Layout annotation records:
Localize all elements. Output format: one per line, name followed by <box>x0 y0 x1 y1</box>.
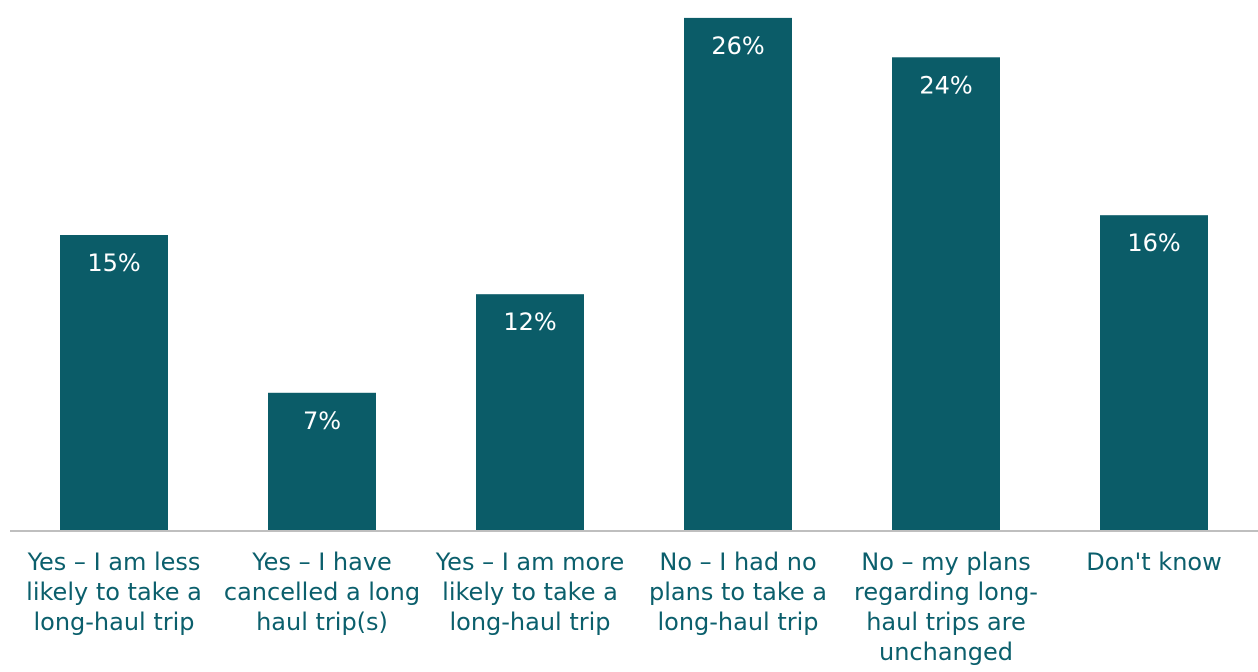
category-label-line: No – I had no <box>659 548 816 576</box>
category-label-line: cancelled a long <box>224 578 420 606</box>
data-label-1: 15% <box>87 249 140 277</box>
category-label-5: No – my plans regarding long-haul trips a… <box>854 548 1038 666</box>
category-label-line: Yes – I have <box>251 548 392 576</box>
category-label-line: likely to take a <box>442 578 618 606</box>
category-label-line: regarding long- <box>854 578 1038 606</box>
category-label-line: No – my plans <box>861 548 1030 576</box>
data-label-5: 24% <box>919 71 972 99</box>
category-label-line: haul trip(s) <box>256 608 388 636</box>
bar-2 <box>268 392 376 531</box>
bar-1 <box>60 235 168 531</box>
category-label-1: Yes – I am less likely to take a long-haul… <box>26 548 202 636</box>
data-label-4: 26% <box>711 32 764 60</box>
category-label-line: long-haul trip <box>657 608 818 636</box>
category-label-line: plans to take a <box>649 578 827 606</box>
category-label-line: Don't know <box>1086 548 1221 576</box>
category-label-line: long-haul trip <box>33 608 194 636</box>
bar-6 <box>1100 215 1208 531</box>
bar-4 <box>684 17 792 531</box>
category-labels-group: Yes – I am less likely to take a long-haul… <box>26 548 1222 666</box>
data-label-6: 16% <box>1127 229 1180 257</box>
category-label-2: Yes – I have cancelled a long haul trip(s) <box>224 548 420 636</box>
category-label-line: Yes – I am more <box>435 548 625 576</box>
category-label-line: unchanged <box>879 638 1013 666</box>
bar-3 <box>476 294 584 531</box>
category-label-line: haul trips are <box>866 608 1026 636</box>
category-label-6: Don't know <box>1086 548 1221 576</box>
category-label-line: long-haul trip <box>449 608 610 636</box>
bars-group: 15% 7% 12% 26% 24% 16% <box>60 17 1208 532</box>
data-label-2: 7% <box>303 407 341 435</box>
data-label-3: 12% <box>503 308 556 336</box>
category-label-line: likely to take a <box>26 578 202 606</box>
category-label-3: Yes – I am more likely to take a long-haul… <box>435 548 625 636</box>
bar-5 <box>892 57 1000 532</box>
category-label-line: Yes – I am less <box>27 548 201 576</box>
category-label-4: No – I had no plans to take a long-haul tr… <box>649 548 827 636</box>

## Short task
List each line of the material above that contains the word "more". Letter case counts.

## Exercise result
category-label-line: Yes – I am more <box>435 548 625 576</box>
category-label-3: Yes – I am more likely to take a long-haul… <box>435 548 625 636</box>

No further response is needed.